> **TASK**
Starting at the beginning of the records and stopping after the line that contains "- affiliation-en: 3.", reproduce those lines with "bounding boxes" replaced by "enclosing rectangles" and everything else unchanged.
-------------------------
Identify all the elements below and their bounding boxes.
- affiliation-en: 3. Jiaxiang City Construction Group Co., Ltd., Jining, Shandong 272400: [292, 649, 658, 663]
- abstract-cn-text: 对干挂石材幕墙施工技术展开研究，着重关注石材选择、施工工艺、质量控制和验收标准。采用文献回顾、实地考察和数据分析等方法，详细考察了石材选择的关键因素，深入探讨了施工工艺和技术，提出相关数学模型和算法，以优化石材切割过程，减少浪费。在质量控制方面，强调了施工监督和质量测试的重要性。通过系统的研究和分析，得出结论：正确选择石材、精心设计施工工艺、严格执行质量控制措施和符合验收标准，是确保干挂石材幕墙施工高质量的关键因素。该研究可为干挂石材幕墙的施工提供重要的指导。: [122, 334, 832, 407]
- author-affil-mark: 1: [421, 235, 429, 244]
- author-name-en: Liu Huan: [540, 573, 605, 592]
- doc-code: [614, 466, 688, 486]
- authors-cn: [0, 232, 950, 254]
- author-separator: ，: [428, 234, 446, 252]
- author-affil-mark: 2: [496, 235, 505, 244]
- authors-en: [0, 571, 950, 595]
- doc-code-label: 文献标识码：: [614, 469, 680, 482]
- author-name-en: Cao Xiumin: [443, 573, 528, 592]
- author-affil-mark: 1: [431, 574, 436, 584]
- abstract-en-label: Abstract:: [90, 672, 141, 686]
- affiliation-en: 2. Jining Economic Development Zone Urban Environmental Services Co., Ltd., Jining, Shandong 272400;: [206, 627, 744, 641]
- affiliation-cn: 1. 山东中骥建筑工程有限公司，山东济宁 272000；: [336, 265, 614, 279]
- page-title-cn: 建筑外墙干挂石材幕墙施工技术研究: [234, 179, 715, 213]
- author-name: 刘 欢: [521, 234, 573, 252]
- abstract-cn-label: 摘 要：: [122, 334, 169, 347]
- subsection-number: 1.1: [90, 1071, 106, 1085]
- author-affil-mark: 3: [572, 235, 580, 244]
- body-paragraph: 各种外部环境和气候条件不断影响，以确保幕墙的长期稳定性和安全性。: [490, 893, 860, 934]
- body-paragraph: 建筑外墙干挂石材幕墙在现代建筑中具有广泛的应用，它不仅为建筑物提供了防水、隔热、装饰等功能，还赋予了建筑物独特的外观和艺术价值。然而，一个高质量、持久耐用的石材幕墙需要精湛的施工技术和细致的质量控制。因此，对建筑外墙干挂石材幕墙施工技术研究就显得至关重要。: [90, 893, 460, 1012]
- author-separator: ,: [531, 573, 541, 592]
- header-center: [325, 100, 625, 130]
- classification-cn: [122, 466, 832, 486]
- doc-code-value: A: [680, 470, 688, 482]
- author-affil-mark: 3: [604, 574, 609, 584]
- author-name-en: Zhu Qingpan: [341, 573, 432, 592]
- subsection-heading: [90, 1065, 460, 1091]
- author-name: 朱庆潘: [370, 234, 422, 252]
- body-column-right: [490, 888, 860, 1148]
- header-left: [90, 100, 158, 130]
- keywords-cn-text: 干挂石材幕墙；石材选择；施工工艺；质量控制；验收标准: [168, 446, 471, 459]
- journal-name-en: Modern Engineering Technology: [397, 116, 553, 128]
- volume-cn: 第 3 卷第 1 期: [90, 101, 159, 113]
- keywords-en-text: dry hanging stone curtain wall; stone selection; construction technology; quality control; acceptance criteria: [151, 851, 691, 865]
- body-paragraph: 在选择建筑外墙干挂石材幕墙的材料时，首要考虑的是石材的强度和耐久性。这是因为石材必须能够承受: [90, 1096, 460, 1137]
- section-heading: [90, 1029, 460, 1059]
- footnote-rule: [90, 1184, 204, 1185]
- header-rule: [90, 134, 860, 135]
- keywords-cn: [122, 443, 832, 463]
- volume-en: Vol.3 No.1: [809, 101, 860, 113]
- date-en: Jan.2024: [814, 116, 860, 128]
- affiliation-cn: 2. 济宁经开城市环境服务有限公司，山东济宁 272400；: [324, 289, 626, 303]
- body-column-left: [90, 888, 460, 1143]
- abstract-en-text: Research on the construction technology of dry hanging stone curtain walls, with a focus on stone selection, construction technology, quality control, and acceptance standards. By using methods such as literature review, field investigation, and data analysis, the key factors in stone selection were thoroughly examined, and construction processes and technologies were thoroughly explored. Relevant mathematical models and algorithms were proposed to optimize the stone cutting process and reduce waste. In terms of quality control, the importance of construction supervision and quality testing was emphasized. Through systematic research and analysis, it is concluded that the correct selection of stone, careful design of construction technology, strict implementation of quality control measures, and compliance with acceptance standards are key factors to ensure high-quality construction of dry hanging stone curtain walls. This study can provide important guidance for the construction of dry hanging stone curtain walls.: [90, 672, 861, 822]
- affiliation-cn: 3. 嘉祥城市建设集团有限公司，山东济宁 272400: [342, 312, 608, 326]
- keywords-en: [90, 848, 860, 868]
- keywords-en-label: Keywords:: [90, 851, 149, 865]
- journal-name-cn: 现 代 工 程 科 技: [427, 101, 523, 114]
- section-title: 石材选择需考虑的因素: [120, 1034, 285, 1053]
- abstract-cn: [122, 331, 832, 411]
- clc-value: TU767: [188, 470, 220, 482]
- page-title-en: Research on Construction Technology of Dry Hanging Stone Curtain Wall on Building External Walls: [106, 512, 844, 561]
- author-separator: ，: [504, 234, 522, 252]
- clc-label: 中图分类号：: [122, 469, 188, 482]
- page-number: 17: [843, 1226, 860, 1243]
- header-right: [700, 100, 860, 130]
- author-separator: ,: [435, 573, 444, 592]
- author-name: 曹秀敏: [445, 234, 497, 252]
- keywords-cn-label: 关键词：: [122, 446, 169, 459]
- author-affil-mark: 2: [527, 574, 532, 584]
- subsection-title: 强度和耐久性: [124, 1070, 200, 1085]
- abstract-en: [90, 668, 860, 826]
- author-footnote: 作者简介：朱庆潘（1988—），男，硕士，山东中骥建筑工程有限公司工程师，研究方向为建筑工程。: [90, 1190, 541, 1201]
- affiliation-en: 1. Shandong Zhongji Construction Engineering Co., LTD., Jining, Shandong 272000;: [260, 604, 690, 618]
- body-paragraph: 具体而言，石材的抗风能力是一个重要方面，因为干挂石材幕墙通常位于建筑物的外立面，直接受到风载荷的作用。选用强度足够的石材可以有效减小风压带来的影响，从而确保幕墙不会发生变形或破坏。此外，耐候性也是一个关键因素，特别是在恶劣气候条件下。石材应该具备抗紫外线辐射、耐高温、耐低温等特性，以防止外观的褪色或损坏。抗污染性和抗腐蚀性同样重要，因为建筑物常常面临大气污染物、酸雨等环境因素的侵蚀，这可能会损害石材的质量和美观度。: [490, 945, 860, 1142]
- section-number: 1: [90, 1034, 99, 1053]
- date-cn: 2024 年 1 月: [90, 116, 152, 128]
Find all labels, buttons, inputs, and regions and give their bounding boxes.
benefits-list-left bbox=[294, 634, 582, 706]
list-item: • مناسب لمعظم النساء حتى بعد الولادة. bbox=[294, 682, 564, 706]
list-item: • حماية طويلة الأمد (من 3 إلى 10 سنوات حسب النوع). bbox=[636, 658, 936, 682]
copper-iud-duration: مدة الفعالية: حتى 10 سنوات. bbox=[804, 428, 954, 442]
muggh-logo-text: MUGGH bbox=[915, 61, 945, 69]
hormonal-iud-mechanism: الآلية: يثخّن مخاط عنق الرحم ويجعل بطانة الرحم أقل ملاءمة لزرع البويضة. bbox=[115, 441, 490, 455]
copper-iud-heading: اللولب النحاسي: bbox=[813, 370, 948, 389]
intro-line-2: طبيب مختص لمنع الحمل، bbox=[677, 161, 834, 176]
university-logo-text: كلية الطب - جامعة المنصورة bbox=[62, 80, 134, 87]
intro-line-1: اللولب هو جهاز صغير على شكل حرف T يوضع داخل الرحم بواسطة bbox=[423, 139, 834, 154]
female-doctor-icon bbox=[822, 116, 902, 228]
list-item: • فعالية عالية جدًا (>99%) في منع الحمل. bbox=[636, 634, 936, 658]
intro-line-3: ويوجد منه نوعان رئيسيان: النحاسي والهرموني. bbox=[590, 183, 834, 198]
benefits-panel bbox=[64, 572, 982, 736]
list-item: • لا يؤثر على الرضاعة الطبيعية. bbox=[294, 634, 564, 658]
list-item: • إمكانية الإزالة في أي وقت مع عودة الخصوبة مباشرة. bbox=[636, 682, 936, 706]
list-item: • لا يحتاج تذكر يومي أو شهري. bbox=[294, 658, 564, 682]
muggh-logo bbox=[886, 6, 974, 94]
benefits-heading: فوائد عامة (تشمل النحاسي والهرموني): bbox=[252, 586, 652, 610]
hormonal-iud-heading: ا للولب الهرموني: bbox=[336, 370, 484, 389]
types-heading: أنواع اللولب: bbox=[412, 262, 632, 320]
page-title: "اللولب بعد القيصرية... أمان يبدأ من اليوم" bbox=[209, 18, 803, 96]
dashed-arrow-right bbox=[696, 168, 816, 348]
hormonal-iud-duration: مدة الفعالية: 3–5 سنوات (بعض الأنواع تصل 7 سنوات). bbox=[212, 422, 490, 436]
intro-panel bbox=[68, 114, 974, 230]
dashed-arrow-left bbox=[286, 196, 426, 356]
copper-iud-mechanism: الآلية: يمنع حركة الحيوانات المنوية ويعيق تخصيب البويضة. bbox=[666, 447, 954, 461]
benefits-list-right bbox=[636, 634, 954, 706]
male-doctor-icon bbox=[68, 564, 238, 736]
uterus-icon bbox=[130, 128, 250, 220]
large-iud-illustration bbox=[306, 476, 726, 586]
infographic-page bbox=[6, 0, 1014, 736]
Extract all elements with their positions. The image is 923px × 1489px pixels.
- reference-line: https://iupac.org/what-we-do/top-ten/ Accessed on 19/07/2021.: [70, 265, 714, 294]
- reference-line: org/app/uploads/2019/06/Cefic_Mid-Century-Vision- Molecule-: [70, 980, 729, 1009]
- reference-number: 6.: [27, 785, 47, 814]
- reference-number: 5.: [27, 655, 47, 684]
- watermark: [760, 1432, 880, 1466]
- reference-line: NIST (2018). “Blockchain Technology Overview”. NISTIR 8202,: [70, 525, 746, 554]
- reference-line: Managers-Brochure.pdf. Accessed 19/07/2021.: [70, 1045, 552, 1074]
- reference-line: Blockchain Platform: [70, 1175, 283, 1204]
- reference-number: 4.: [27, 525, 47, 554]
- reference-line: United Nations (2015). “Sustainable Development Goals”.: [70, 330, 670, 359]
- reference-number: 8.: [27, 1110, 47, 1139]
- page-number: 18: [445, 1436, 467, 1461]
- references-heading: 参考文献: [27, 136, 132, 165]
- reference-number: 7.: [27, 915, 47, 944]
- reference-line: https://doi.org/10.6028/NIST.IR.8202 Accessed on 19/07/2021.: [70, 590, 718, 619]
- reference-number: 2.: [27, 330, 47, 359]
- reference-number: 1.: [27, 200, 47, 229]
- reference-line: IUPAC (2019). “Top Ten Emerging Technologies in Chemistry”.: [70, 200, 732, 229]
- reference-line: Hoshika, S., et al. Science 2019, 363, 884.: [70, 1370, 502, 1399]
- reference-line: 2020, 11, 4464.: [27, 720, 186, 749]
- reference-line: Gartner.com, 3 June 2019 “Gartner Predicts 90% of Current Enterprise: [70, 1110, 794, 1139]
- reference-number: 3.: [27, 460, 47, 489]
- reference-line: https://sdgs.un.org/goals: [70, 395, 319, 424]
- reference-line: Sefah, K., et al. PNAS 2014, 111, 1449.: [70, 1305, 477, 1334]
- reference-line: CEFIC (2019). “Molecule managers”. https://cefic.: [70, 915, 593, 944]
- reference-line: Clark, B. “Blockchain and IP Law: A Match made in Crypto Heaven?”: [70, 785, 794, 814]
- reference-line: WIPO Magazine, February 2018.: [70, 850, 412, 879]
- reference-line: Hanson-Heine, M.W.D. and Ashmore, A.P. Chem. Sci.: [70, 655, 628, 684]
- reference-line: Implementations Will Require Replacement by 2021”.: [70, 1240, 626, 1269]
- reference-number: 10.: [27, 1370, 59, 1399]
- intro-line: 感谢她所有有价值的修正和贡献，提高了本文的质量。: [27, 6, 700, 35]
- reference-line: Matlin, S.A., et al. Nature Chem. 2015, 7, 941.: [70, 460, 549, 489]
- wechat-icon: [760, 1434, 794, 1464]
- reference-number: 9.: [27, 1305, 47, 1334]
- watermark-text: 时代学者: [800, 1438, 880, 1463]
-------------------------
> **ANSWER TO THIS EXERCISE**
Identify all the elements below and their enclosing rectangles.
- affiliation-en: 3. Jiaxiang City Construction Group Co., Ltd., Jining, Shandong 272400: [292, 649, 658, 663]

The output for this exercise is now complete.